# INPUT FOR THIS TASK
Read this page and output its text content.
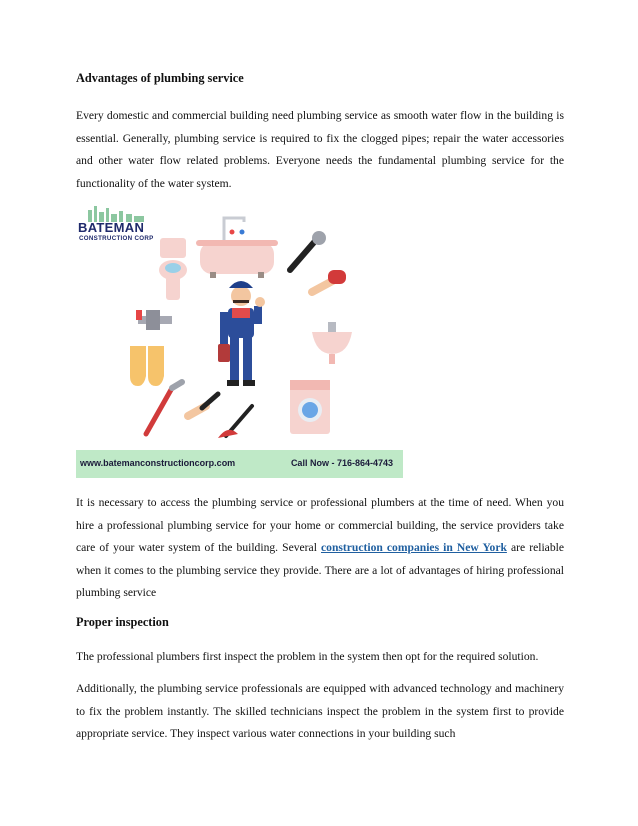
Advantages of plumbing service

Every domestic and commercial building need plumbing service as smooth water flow in the building is essential. Generally, plumbing service is required to fix the clogged pipes; repair the water accessories and other water flow related problems. Everyone needs the fundamental plumbing service for the functionality of the water system.

BATEMAN
CONSTRUCTION CORP
www.batemanconstructioncorp.com	Call Now - 716-864-4743

It is necessary to access the plumbing service or professional plumbers at the time of need. When you hire a professional plumbing service for your home or commercial building, the service providers take care of your water system of the building. Several construction companies in New York are reliable when it comes to the plumbing service they provide. There are a lot of advantages of hiring professional plumbing service

Proper inspection

The professional plumbers first inspect the problem in the system then opt for the required solution.

Additionally, the plumbing service professionals are equipped with advanced technology and machinery to fix the problem instantly. The skilled technicians inspect the problem in the system first to provide appropriate service. They inspect various water connections in your building such
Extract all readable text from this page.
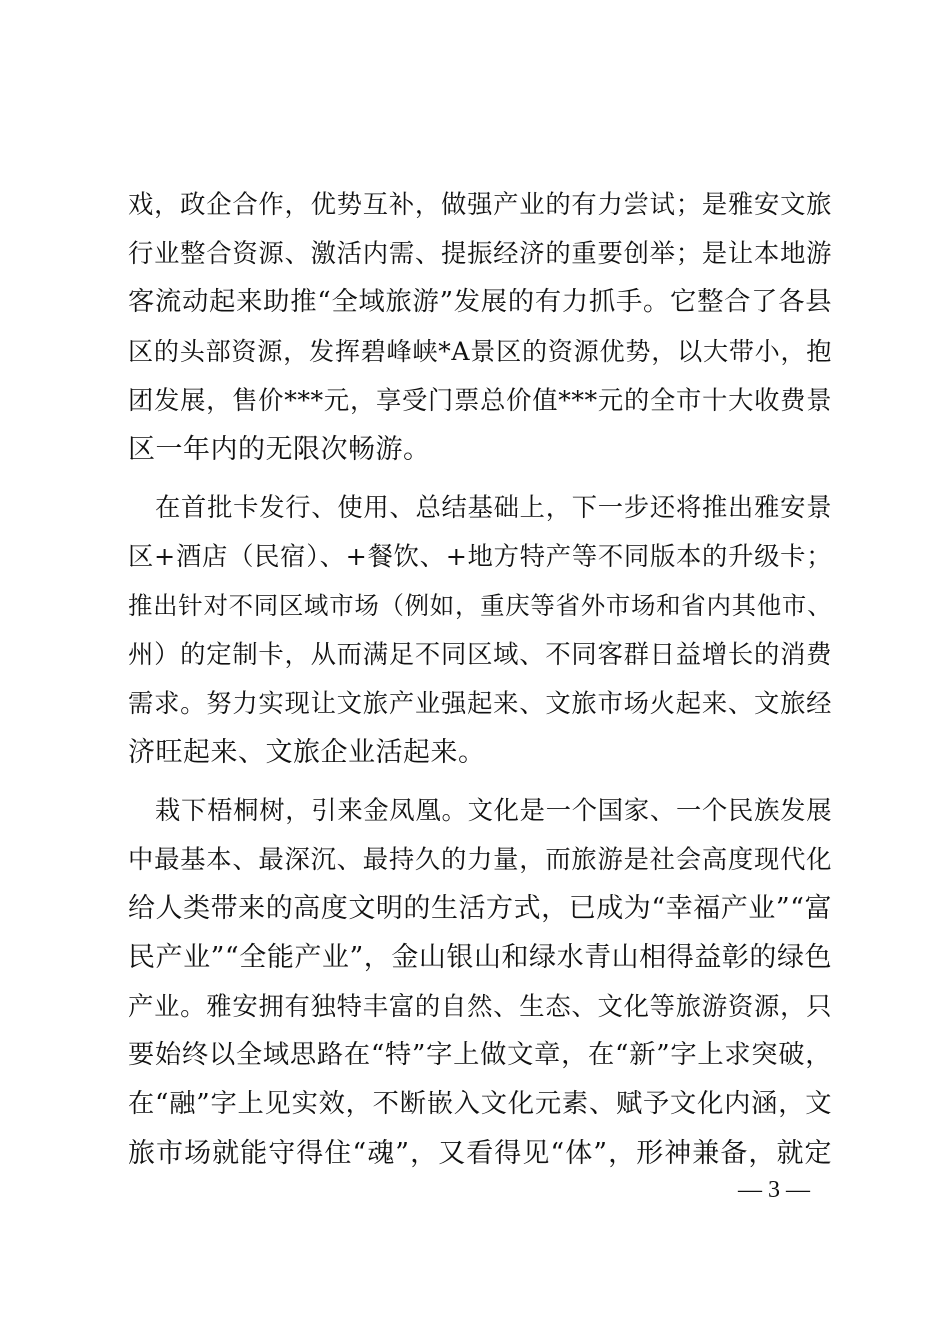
戏，政企合作，优势互补，做强产业的有力尝试；是雅安文旅
行业整合资源、激活内需、提振经济的重要创举；是让本地游
客流动起来助推“全域旅游”发展的有力抓手。它整合了各县
区的头部资源，发挥碧峰峡*A景区的资源优势，以大带小，抱
团发展，售价***元，享受门票总价值***元的全市十大收费景
区一年内的无限次畅游。
在首批卡发行、使用、总结基础上，下一步还将推出雅安景
区+酒店（民宿）、+餐饮、+地方特产等不同版本的升级卡；
推出针对不同区域市场（例如，重庆等省外市场和省内其他市、
州）的定制卡，从而满足不同区域、不同客群日益增长的消费
需求。努力实现让文旅产业强起来、文旅市场火起来、文旅经
济旺起来、文旅企业活起来。
栽下梧桐树，引来金凤凰。文化是一个国家、一个民族发展
中最基本、最深沉、最持久的力量，而旅游是社会高度现代化
给人类带来的高度文明的生活方式，已成为“幸福产业”“富
民产业”“全能产业”，金山银山和绿水青山相得益彰的绿色
产业。雅安拥有独特丰富的自然、生态、文化等旅游资源，只
要始终以全域思路在“特”字上做文章，在“新”字上求突破，
在“融”字上见实效，不断嵌入文化元素、赋予文化内涵，文
旅市场就能守得住“魂”，又看得见“体”，形神兼备，就定
— 3 —
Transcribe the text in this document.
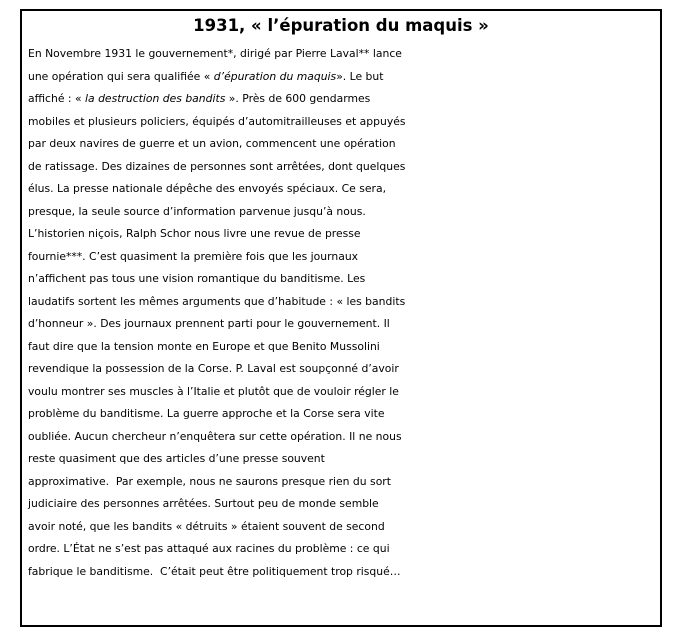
1931, « l’épuration du maquis »
En Novembre 1931 le gouvernement*, dirigé par Pierre Laval** lance
une opération qui sera qualifiée « d’épuration du maquis». Le but
affiché : « la destruction des bandits ». Près de 600 gendarmes
mobiles et plusieurs policiers, équipés d’automitrailleuses et appuyés
par deux navires de guerre et un avion, commencent une opération
de ratissage. Des dizaines de personnes sont arrêtées, dont quelques
élus. La presse nationale dépêche des envoyés spéciaux. Ce sera,
presque, la seule source d’information parvenue jusqu’à nous.
L’historien niçois, Ralph Schor nous livre une revue de presse
fournie***. C’est quasiment la première fois que les journaux
n’affichent pas tous une vision romantique du banditisme. Les
laudatifs sortent les mêmes arguments que d’habitude : « les bandits
d’honneur ». Des journaux prennent parti pour le gouvernement. Il
faut dire que la tension monte en Europe et que Benito Mussolini
revendique la possession de la Corse. P. Laval est soupçonné d’avoir
voulu montrer ses muscles à l’Italie et plutôt que de vouloir régler le
problème du banditisme. La guerre approche et la Corse sera vite
oubliée. Aucun chercheur n’enquêtera sur cette opération. Il ne nous
reste quasiment que des articles d’une presse souvent
approximative.  Par exemple, nous ne saurons presque rien du sort
judiciaire des personnes arrêtées. Surtout peu de monde semble
avoir noté, que les bandits « détruits » étaient souvent de second
ordre. L’État ne s’est pas attaqué aux racines du problème : ce qui
fabrique le banditisme.  C’était peut être politiquement trop risqué…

# PROBLEM DESCRIPTION
In the entries above, locate every line with the word "Laval" and copy it.

# COMPLETED EXERCISE
En Novembre 1931 le gouvernement*, dirigé par Pierre Laval** lance
revendique la possession de la Corse. P. Laval est soupçonné d’avoir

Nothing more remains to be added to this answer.